START PAGE EXTRACT

The talking point has just about outlived its rhetorical usefulness, morally and practically. Israel is not “defending itself.” Using tanks, fighter jets, drones, and ships to kill children and destroy civilian homes, shops, hospitals, and places of refuge isn’t self defense. It’s collective punishment, ethnic cleansing. Because if your message is ‘these places are all part of the group we are fighting,’ that is an admission that your war is with an entire population, not a subset of people.
On the practical side, from a tactical and strategic standpoint, again, tanks, planes, and drones are good at destroying, at stopping normalcy, in a place, but they do not hold territory. They are not sorting tools between noncombatants and enemy forces. When Israelis finally step out of their war machines, they will face a different, more balanced combat situation, which is probably why they have been so hesitant to do so thus far. The kids are scared, the brass is scared, with good reason.
Because this is a genocidal campaign for land, and for political purposes, to keep an extremist, fascist faction in power within the Israeli government. Hence, tactical concerns are disregarded daily in favor of a kind of strategic fantasy: ‘we will hurt enough people and then we will win.’ War doesn’t work that way. Counterinsurgency doesn’t work that way. And the destruction of normalcy for people weighs against the aggressors, the occupiers, in that context.

END PAGE EXTRACT
START AVAILABLE DATA

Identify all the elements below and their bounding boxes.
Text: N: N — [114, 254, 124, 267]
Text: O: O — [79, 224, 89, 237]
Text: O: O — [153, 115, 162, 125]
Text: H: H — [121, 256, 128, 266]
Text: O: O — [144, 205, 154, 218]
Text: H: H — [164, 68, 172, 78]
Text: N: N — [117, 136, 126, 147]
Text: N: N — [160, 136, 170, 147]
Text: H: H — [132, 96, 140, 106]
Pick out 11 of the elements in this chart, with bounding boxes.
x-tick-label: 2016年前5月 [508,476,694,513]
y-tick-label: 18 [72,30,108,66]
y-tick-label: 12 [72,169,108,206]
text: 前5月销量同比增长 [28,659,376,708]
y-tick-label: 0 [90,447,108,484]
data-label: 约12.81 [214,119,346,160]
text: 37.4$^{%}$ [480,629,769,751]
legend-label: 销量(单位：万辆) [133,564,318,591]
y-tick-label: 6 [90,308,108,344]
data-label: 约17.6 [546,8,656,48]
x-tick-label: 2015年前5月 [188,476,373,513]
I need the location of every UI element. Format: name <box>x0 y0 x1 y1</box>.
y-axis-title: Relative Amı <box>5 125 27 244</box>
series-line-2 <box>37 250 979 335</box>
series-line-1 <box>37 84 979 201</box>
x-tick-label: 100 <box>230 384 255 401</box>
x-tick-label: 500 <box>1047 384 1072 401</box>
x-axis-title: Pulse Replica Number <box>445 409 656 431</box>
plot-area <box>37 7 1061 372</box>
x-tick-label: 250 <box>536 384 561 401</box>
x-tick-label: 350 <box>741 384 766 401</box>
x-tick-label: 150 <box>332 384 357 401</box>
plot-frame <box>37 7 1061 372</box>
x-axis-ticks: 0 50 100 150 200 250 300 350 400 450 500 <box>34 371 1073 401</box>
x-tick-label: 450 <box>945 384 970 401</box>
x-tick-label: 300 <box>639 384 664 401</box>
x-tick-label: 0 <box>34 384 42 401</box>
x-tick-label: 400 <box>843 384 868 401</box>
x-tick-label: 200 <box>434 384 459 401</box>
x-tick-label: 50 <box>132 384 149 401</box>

END AVAILABLE DATA

ACTION ITEM: Rewrite the commentary on Israel's military tactics starting with "On the practical" and going on through "with good reason.", replacing "scared" with "afraid". The rows were taken from a different source.

SOLVED EXERCISE:
On the practical side, from a tactical and strategic standpoint, again, tanks, planes, and drones are good at destroying, at stopping normalcy, in a place, but they do not hold territory. They are not sorting tools between noncombatants and enemy forces. When Israelis finally step out of their war machines, they will face a different, more balanced combat situation, which is probably why they have been so hesitant to do so thus far. The kids are afraid, the brass is afraid, with good reason.